Data records:
⟨

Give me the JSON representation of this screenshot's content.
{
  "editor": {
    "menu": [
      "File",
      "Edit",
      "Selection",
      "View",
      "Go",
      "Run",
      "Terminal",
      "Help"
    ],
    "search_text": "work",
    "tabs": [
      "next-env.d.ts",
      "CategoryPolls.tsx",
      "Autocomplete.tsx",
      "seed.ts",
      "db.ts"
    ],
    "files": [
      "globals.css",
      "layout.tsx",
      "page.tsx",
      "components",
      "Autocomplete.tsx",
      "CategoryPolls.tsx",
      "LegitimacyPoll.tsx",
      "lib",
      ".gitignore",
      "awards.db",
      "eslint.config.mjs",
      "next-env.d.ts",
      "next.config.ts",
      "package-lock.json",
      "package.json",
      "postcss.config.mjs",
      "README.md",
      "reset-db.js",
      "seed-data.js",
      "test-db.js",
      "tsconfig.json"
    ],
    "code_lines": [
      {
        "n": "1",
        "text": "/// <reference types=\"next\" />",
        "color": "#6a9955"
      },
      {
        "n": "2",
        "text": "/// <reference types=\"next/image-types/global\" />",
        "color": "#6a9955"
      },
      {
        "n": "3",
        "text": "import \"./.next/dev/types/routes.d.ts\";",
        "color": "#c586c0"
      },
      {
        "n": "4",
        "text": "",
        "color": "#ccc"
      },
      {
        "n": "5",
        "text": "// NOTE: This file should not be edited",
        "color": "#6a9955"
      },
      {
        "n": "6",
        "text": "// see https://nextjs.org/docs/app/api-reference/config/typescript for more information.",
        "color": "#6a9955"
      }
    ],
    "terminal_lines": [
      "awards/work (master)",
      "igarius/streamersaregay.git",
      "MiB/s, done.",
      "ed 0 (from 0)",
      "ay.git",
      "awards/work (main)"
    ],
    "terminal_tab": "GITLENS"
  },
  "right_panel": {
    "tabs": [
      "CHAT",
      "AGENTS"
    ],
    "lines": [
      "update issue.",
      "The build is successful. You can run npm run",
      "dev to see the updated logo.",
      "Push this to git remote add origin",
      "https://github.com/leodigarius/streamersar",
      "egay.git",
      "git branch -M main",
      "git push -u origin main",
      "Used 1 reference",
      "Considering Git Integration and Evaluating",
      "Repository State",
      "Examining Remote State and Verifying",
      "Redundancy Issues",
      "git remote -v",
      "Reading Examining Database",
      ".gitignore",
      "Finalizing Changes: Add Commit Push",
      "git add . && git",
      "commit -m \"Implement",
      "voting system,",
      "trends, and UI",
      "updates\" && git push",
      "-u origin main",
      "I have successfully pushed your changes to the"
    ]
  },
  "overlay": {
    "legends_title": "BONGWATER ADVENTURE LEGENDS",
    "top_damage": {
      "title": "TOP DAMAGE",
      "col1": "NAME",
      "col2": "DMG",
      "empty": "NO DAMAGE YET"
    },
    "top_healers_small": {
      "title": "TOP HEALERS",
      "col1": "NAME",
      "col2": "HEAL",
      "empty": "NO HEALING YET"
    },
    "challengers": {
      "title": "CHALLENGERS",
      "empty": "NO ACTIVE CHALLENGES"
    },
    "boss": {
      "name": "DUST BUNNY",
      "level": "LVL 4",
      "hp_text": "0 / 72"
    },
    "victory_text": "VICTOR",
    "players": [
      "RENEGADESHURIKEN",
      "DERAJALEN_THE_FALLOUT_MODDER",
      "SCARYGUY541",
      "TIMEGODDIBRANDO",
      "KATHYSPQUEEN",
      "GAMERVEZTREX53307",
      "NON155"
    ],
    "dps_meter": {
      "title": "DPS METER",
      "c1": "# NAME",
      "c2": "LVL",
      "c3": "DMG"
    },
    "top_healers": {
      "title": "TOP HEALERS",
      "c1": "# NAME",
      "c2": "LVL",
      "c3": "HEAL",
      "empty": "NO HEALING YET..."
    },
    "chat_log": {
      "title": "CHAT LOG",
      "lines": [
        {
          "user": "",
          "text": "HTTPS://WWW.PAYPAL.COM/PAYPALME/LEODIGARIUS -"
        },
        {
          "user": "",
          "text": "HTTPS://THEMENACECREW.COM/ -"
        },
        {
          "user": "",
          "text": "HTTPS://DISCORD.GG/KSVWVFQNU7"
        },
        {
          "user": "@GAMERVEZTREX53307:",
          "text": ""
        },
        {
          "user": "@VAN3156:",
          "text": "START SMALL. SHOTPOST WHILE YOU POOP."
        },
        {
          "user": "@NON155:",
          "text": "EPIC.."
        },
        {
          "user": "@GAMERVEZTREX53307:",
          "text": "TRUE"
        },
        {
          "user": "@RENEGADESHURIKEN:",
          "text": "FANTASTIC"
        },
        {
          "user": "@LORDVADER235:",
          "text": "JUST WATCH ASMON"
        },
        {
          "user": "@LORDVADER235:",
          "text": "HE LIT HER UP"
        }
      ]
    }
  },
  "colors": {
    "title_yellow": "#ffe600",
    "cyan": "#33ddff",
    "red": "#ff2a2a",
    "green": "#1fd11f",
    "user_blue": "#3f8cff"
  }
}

⟩

Output the data above exactly, please, line for line.

**Result for this exercise**
Give me the JSON representation of this screenshot's content.
{
  "editor": {
    "menu": [
      "File",
      "Edit",
      "Selection",
      "View",
      "Go",
      "Run",
      "Terminal",
      "Help"
    ],
    "search_text": "work",
    "tabs": [
      "next-env.d.ts",
      "CategoryPolls.tsx",
      "Autocomplete.tsx",
      "seed.ts",
      "db.ts"
    ],
    "files": [
      "globals.css",
      "layout.tsx",
      "page.tsx",
      "components",
      "Autocomplete.tsx",
      "CategoryPolls.tsx",
      "LegitimacyPoll.tsx",
      "lib",
      ".gitignore",
      "awards.db",
      "eslint.config.mjs",
      "next-env.d.ts",
      "next.config.ts",
      "package-lock.json",
      "package.json",
      "postcss.config.mjs",
      "README.md",
      "reset-db.js",
      "seed-data.js",
      "test-db.js",
      "tsconfig.json"
    ],
    "code_lines": [
      {
        "n": "1",
        "text": "/// <reference types=\"next\" />",
        "color": "#6a9955"
      },
      {
        "n": "2",
        "text": "/// <reference types=\"next/image-types/global\" />",
        "color": "#6a9955"
      },
      {
        "n": "3",
        "text": "import \"./.next/dev/types/routes.d.ts\";",
        "color": "#c586c0"
      },
      {
        "n": "4",
        "text": "",
        "color": "#ccc"
      },
      {
        "n": "5",
        "text": "// NOTE: This file should not be edited",
        "color": "#6a9955"
      },
      {
        "n": "6",
        "text": "// see https://nextjs.org/docs/app/api-reference/config/typescript for more information.",
        "color": "#6a9955"
      }
    ],
    "terminal_lines": [
      "awards/work (master)",
      "igarius/streamersaregay.git",
      "MiB/s, done.",
      "ed 0 (from 0)",
      "ay.git",
      "awards/work (main)"
    ],
    "terminal_tab": "GITLENS"
  },
  "right_panel": {
    "tabs": [
      "CHAT",
      "AGENTS"
    ],
    "lines": [
      "update issue.",
      "The build is successful. You can run npm run",
      "dev to see the updated logo.",
      "Push this to git remote add origin",
      "https://github.com/leodigarius/streamersar",
      "egay.git",
      "git branch -M main",
      "git push -u origin main",
      "Used 1 reference",
      "Considering Git Integration and Evaluating",
      "Repository State",
      "Examining Remote State and Verifying",
      "Redundancy Issues",
      "git remote -v",
      "Reading Examining Database",
      ".gitignore",
      "Finalizing Changes: Add Commit Push",
      "git add . && git",
      "commit -m \"Implement",
      "voting system,",
      "trends, and UI",
      "updates\" && git push",
      "-u origin main",
      "I have successfully pushed your changes to the"
    ]
  },
  "overlay": {
    "legends_title": "BONGWATER ADVENTURE LEGENDS",
    "top_damage": {
      "title": "TOP DAMAGE",
      "col1": "NAME",
      "col2": "DMG",
      "empty": "NO DAMAGE YET"
    },
    "top_healers_small": {
      "title": "TOP HEALERS",
      "col1": "NAME",
      "col2": "HEAL",
      "empty": "NO HEALING YET"
    },
    "challengers": {
      "title": "CHALLENGERS",
      "empty": "NO ACTIVE CHALLENGES"
    },
    "boss": {
      "name": "DUST BUNNY",
      "level": "LVL 4",
      "hp_text": "0 / 72"
    },
    "victory_text": "VICTOR",
    "players": [
      "RENEGADESHURIKEN",
      "DERAJALEN_THE_FALLOUT_MODDER",
      "SCARYGUY541",
      "TIMEGODDIBRANDO",
      "KATHYSPQUEEN",
      "GAMERVEZTREX53307",
      "NON155"
    ],
    "dps_meter": {
      "title": "DPS METER",
      "c1": "# NAME",
      "c2": "LVL",
      "c3": "DMG"
    },
    "top_healers": {
      "title": "TOP HEALERS",
      "c1": "# NAME",
      "c2": "LVL",
      "c3": "HEAL",
      "empty": "NO HEALING YET..."
    },
    "chat_log": {
      "title": "CHAT LOG",
      "lines": [
        {
          "user": "",
          "text": "HTTPS://WWW.PAYPAL.COM/PAYPALME/LEODIGARIUS -"
        },
        {
          "user": "",
          "text": "HTTPS://THEMENACECREW.COM/ -"
        },
        {
          "user": "",
          "text": "HTTPS://DISCORD.GG/KSVWVFQNU7"
        },
        {
          "user": "@GAMERVEZTREX53307:",
          "text": ""
        },
        {
          "user": "@VAN3156:",
          "text": "START SMALL. SHOTPOST WHILE YOU POOP."
        },
        {
          "user": "@NON155:",
          "text": "EPIC.."
        },
        {
          "user": "@GAMERVEZTREX53307:",
          "text": "TRUE"
        },
        {
          "user": "@RENEGADESHURIKEN:",
          "text": "FANTASTIC"
        },
        {
          "user": "@LORDVADER235:",
          "text": "JUST WATCH ASMON"
        },
        {
          "user": "@LORDVADER235:",
          "text": "HE LIT HER UP"
        }
      ]
    }
  },
  "colors": {
    "title_yellow": "#ffe600",
    "cyan": "#33ddff",
    "red": "#ff2a2a",
    "green": "#1fd11f",
    "user_blue": "#3f8cff"
  }
}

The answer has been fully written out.